Challenge
Locate every line in the material below that has the word "见孔符层左上角". Copy each of those lines.

Data for the task
>> start
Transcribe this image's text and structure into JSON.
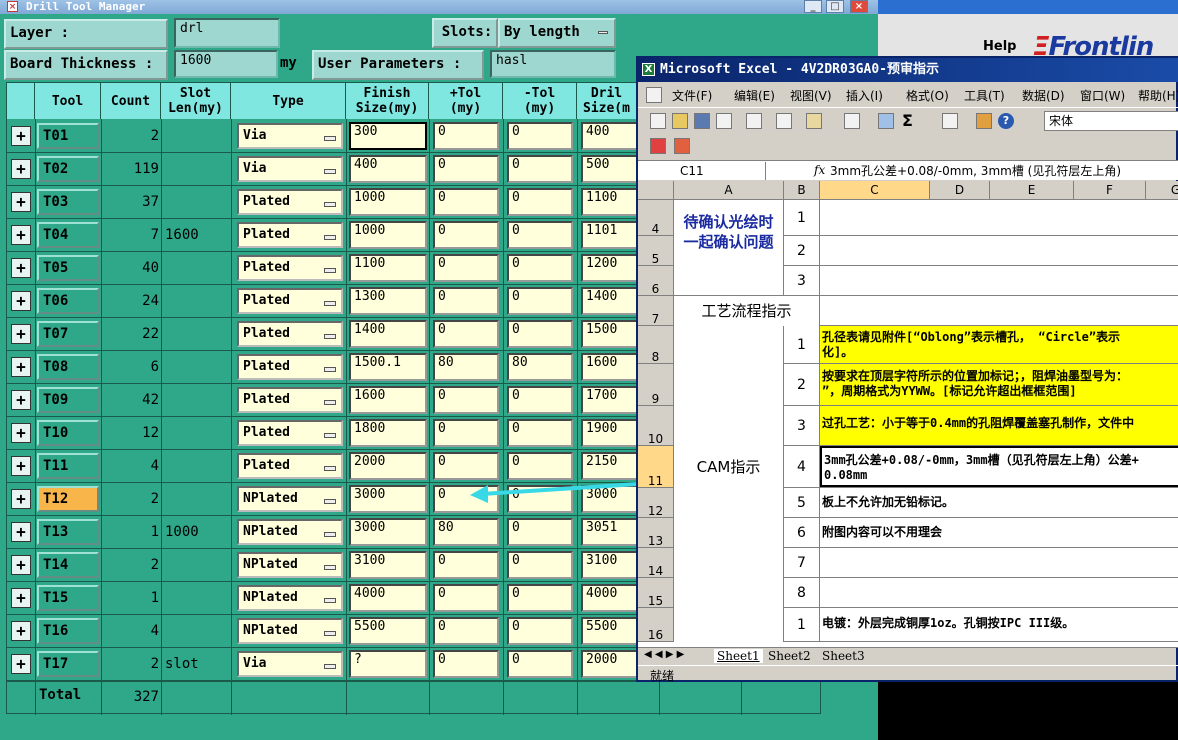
{
  "dtm": {
    "title": "Drill Tool Manager",
    "layer_label": "Layer          :",
    "layer_value": "drl",
    "slots_label": "Slots:",
    "slots_value": "By length",
    "board_thickness_label": "Board Thickness :",
    "board_thickness_value": "1600",
    "board_thickness_unit": "my",
    "user_params_label": "User Parameters :",
    "user_params_value": "hasl",
    "headers": {
      "tool": "Tool",
      "count": "Count",
      "slot_len": "Slot\nLen(my)",
      "type": "Type",
      "finish_size": "Finish\nSize(my)",
      "plus_tol": "+Tol\n(my)",
      "minus_tol": "-Tol\n(my)",
      "drill_size": "Dril\nSize(m"
    },
    "rows": [
      {
        "tool": "T01",
        "count": "2",
        "slot": "",
        "type": "Via",
        "finish": "300",
        "ptol": "0",
        "mtol": "0",
        "drill": "400"
      },
      {
        "tool": "T02",
        "count": "119",
        "slot": "",
        "type": "Via",
        "finish": "400",
        "ptol": "0",
        "mtol": "0",
        "drill": "500"
      },
      {
        "tool": "T03",
        "count": "37",
        "slot": "",
        "type": "Plated",
        "finish": "1000",
        "ptol": "0",
        "mtol": "0",
        "drill": "1100"
      },
      {
        "tool": "T04",
        "count": "7",
        "slot": "1600",
        "type": "Plated",
        "finish": "1000",
        "ptol": "0",
        "mtol": "0",
        "drill": "1101"
      },
      {
        "tool": "T05",
        "count": "40",
        "slot": "",
        "type": "Plated",
        "finish": "1100",
        "ptol": "0",
        "mtol": "0",
        "drill": "1200"
      },
      {
        "tool": "T06",
        "count": "24",
        "slot": "",
        "type": "Plated",
        "finish": "1300",
        "ptol": "0",
        "mtol": "0",
        "drill": "1400"
      },
      {
        "tool": "T07",
        "count": "22",
        "slot": "",
        "type": "Plated",
        "finish": "1400",
        "ptol": "0",
        "mtol": "0",
        "drill": "1500"
      },
      {
        "tool": "T08",
        "count": "6",
        "slot": "",
        "type": "Plated",
        "finish": "1500.1",
        "ptol": "80",
        "mtol": "80",
        "drill": "1600"
      },
      {
        "tool": "T09",
        "count": "42",
        "slot": "",
        "type": "Plated",
        "finish": "1600",
        "ptol": "0",
        "mtol": "0",
        "drill": "1700"
      },
      {
        "tool": "T10",
        "count": "12",
        "slot": "",
        "type": "Plated",
        "finish": "1800",
        "ptol": "0",
        "mtol": "0",
        "drill": "1900"
      },
      {
        "tool": "T11",
        "count": "4",
        "slot": "",
        "type": "Plated",
        "finish": "2000",
        "ptol": "0",
        "mtol": "0",
        "drill": "2150"
      },
      {
        "tool": "T12",
        "count": "2",
        "slot": "",
        "type": "NPlated",
        "finish": "3000",
        "ptol": "0",
        "mtol": "0",
        "drill": "3000"
      },
      {
        "tool": "T13",
        "count": "1",
        "slot": "1000",
        "type": "NPlated",
        "finish": "3000",
        "ptol": "80",
        "mtol": "0",
        "drill": "3051"
      },
      {
        "tool": "T14",
        "count": "2",
        "slot": "",
        "type": "NPlated",
        "finish": "3100",
        "ptol": "0",
        "mtol": "0",
        "drill": "3100"
      },
      {
        "tool": "T15",
        "count": "1",
        "slot": "",
        "type": "NPlated",
        "finish": "4000",
        "ptol": "0",
        "mtol": "0",
        "drill": "4000"
      },
      {
        "tool": "T16",
        "count": "4",
        "slot": "",
        "type": "NPlated",
        "finish": "5500",
        "ptol": "0",
        "mtol": "0",
        "drill": "5500"
      },
      {
        "tool": "T17",
        "count": "2",
        "slot": "slot",
        "type": "Via",
        "finish": "?",
        "ptol": "0",
        "mtol": "0",
        "drill": "2000"
      }
    ],
    "total_label": "Total",
    "total_value": "327",
    "selected_tool": "T12",
    "selected_color": "#f8b64a",
    "arrow_color": "#39d8e6"
  },
  "background_app": {
    "help_label": "Help",
    "brand": "Frontlin"
  },
  "excel": {
    "title": "Microsoft Excel - 4V2DR03GA0-预审指示",
    "menu": [
      "文件(F)",
      "编辑(E)",
      "视图(V)",
      "插入(I)",
      "格式(O)",
      "工具(T)",
      "数据(D)",
      "窗口(W)",
      "帮助(H)"
    ],
    "font_name": "宋体",
    "name_box": "C11",
    "fx": "fx",
    "formula": "3mm孔公差+0.08/-0mm, 3mm槽 (见孔符层左上角)",
    "columns": [
      "A",
      "B",
      "C",
      "D",
      "E",
      "F",
      "G"
    ],
    "rows": {
      "r4": "4",
      "r5": "5",
      "r6": "6",
      "r7": "7",
      "r8": "8",
      "r9": "9",
      "r10": "10",
      "r11": "11",
      "r12": "12",
      "r13": "13",
      "r14": "14",
      "r15": "15",
      "r16": "16"
    },
    "a_pending": "待确认光绘时\n一起确认问题",
    "a_process": "工艺流程指示",
    "a_cam": "CAM指示",
    "b_nums": [
      "1",
      "2",
      "3",
      "1",
      "2",
      "3",
      "4",
      "5",
      "6",
      "7",
      "8",
      "1"
    ],
    "c8": "孔径表请见附件[“Oblong”表示槽孔， “Circle”表示\n化]。",
    "c9": "按要求在顶层字符所示的位置加标记；，阻焊油墨型号为：\n”，周期格式为YYWW。[标记允许超出框框范围]",
    "c10": "过孔工艺：小于等于0.4mm的孔阻焊覆盖塞孔制作，文件中",
    "c11": "3mm孔公差+0.08/-0mm，3mm槽（见孔符层左上角）公差+\n0.08mm",
    "c12": "板上不允许加无铅标记。",
    "c13": "附图内容可以不用理会",
    "c16": "电镀：外层完成铜厚1oz。孔铜按IPC III级。",
    "sheets": [
      "Sheet1",
      "Sheet2",
      "Sheet3"
    ],
    "status": "就绪",
    "highlight_color": "#ffff00"
  }
}
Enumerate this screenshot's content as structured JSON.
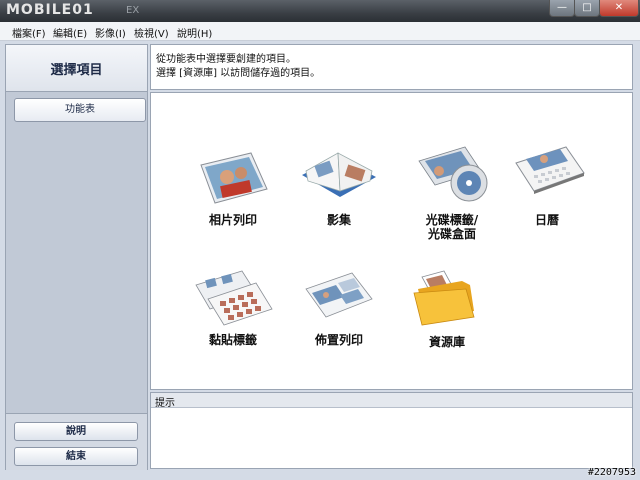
{
  "window": {
    "title_logo": "MOBILE01",
    "title_suffix": "EX",
    "buttons": {
      "minimize": "—",
      "maximize": "□",
      "close": "✕"
    }
  },
  "menu": [
    "檔案(F)",
    "編輯(E)",
    "影像(I)",
    "檢視(V)",
    "說明(H)"
  ],
  "sidebar": {
    "title": "選擇項目",
    "tab_label": "功能表",
    "help_button": "說明",
    "exit_button": "結束"
  },
  "info": {
    "line1": "從功能表中選擇要創建的項目。",
    "line2": "選擇 [資源庫] 以訪問儲存過的項目。"
  },
  "tiles": [
    {
      "label": "相片列印",
      "icon": "photo-print-icon"
    },
    {
      "label": "影集",
      "icon": "photo-album-icon"
    },
    {
      "label": "光碟標籤/\n光碟盒面",
      "line1": "光碟標籤/",
      "line2": "光碟盒面",
      "icon": "disc-label-icon"
    },
    {
      "label": "日曆",
      "icon": "calendar-icon"
    },
    {
      "label": "黏貼標籤",
      "icon": "sticker-icon"
    },
    {
      "label": "佈置列印",
      "icon": "layout-print-icon"
    },
    {
      "label": "資源庫",
      "icon": "library-folder-icon"
    }
  ],
  "hint": {
    "header": "提示"
  },
  "watermark": "#2207953",
  "colors": {
    "accent": "#1d2a47",
    "sidebar": "#c1c9d6",
    "panel_border": "#9aa4b3"
  }
}
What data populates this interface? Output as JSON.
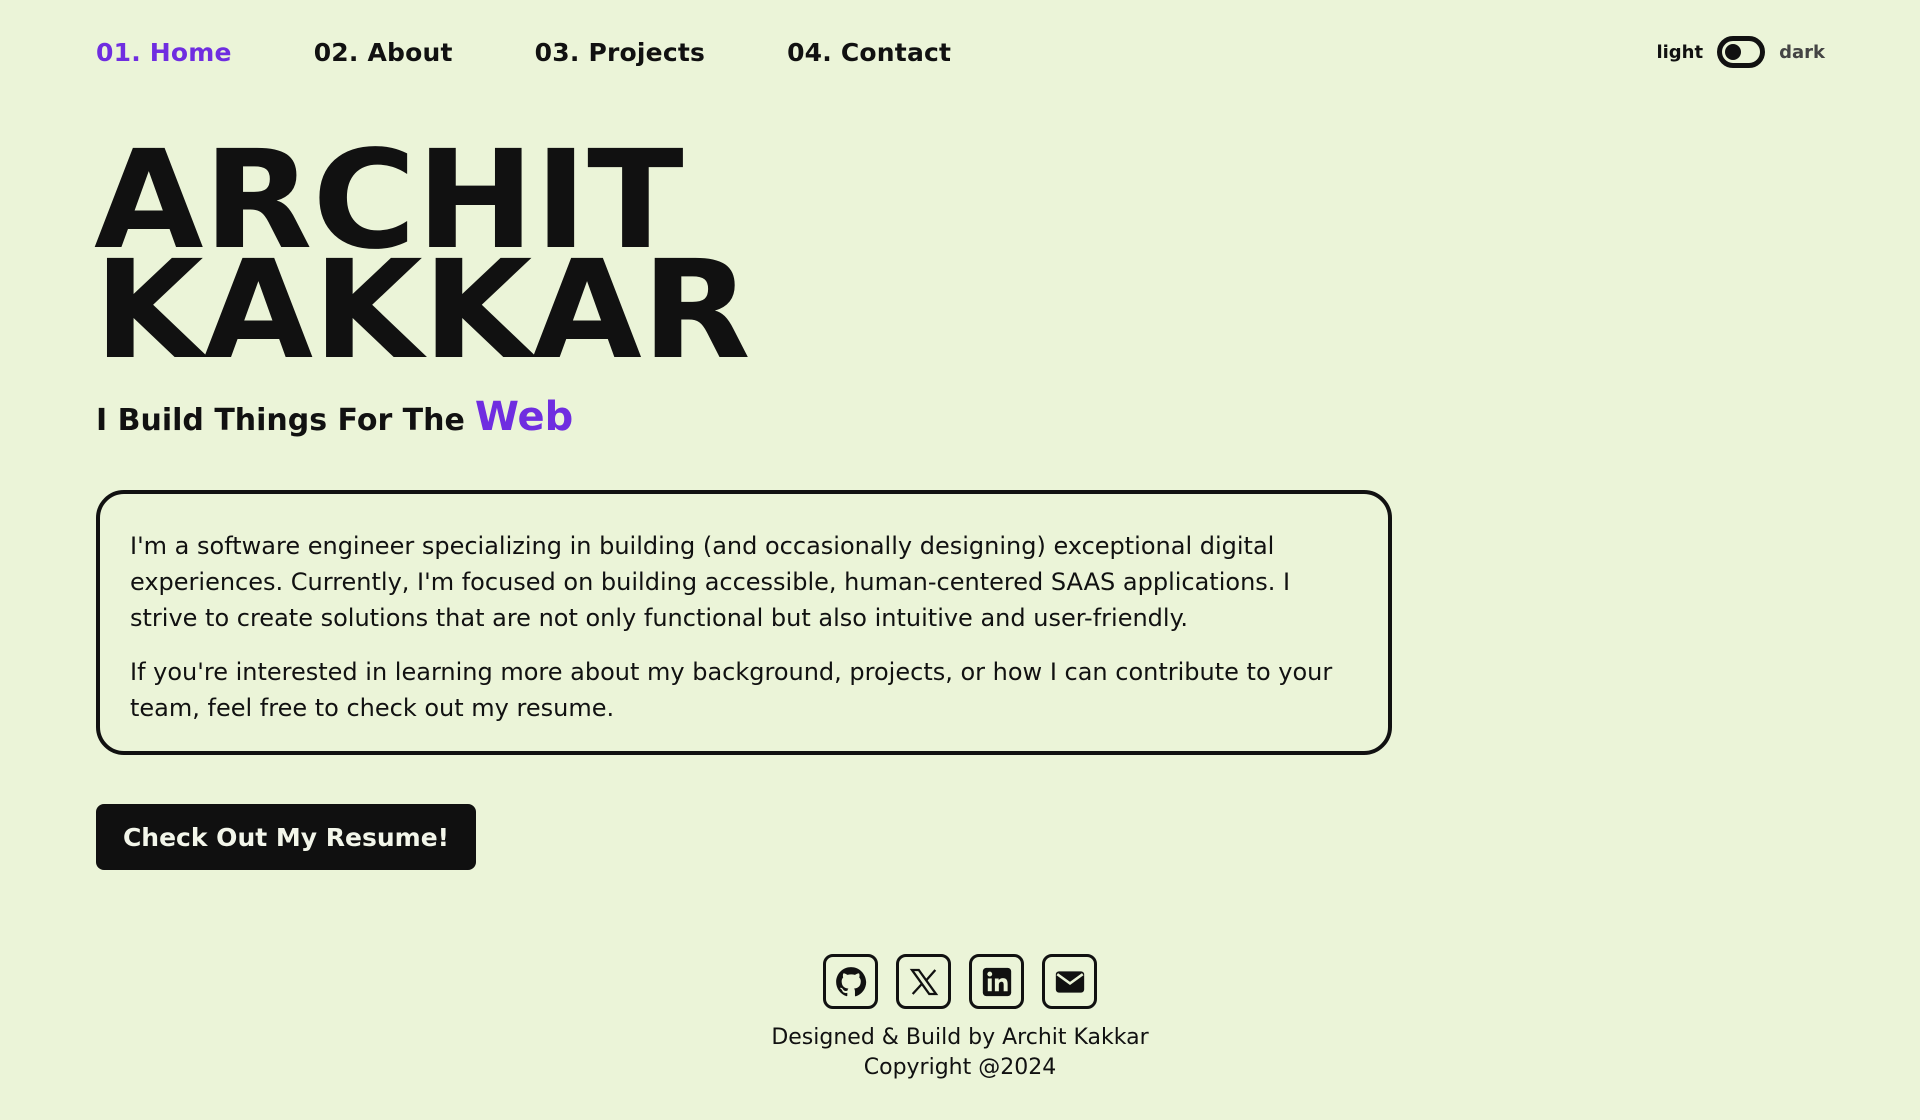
{
  "nav": {
    "items": [
      {
        "label": "01. Home",
        "active": true
      },
      {
        "label": "02. About",
        "active": false
      },
      {
        "label": "03. Projects",
        "active": false
      },
      {
        "label": "04. Contact",
        "active": false
      }
    ]
  },
  "theme": {
    "light_label": "light",
    "dark_label": "dark",
    "mode": "light"
  },
  "hero": {
    "first_name": "ARCHIT",
    "last_name": "KAKKAR",
    "tagline_prefix": "I Build Things For The",
    "tagline_accent": "Web"
  },
  "bio": {
    "paragraphs": [
      "I'm a software engineer specializing in building (and occasionally designing) exceptional digital experiences. Currently, I'm focused on building accessible, human-centered SAAS applications. I strive to create solutions that are not only functional but also intuitive and user-friendly.",
      "If you're interested in learning more about my background, projects, or how I can contribute to your team, feel free to check out my resume."
    ]
  },
  "cta": {
    "resume_label": "Check Out My Resume!"
  },
  "footer": {
    "socials": [
      "github-icon",
      "x-icon",
      "linkedin-icon",
      "mail-icon"
    ],
    "credit": "Designed & Build by Archit Kakkar",
    "copyright": "Copyright @2024"
  },
  "colors": {
    "background": "#ebf4d8",
    "accent": "#6f2de0",
    "ink": "#101010"
  }
}
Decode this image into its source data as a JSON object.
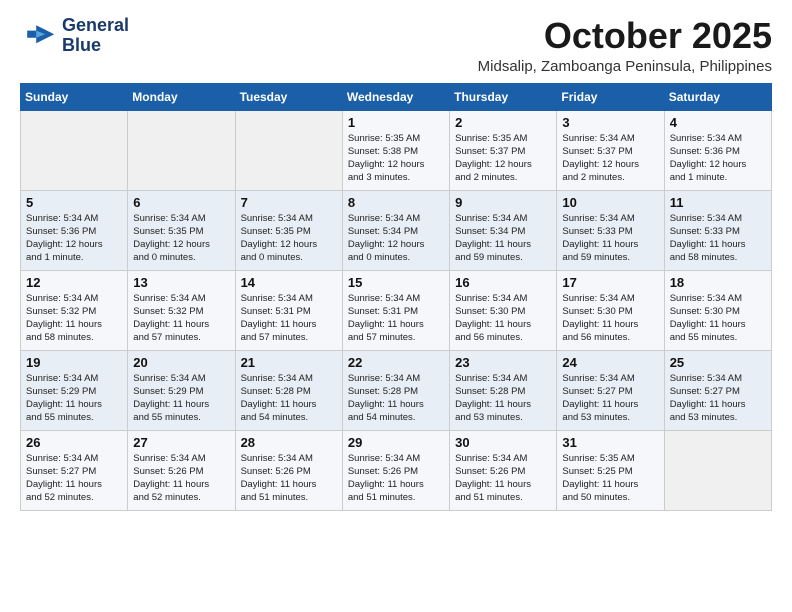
>> end
Task response
    "formula": "3mm孔公差+0.08/-0mm, 3mm槽 (见孔符层左上角)",
    "c11": "3mm孔公差+0.08/-0mm，3mm槽（见孔符层左上角）公差+\n0.08mm",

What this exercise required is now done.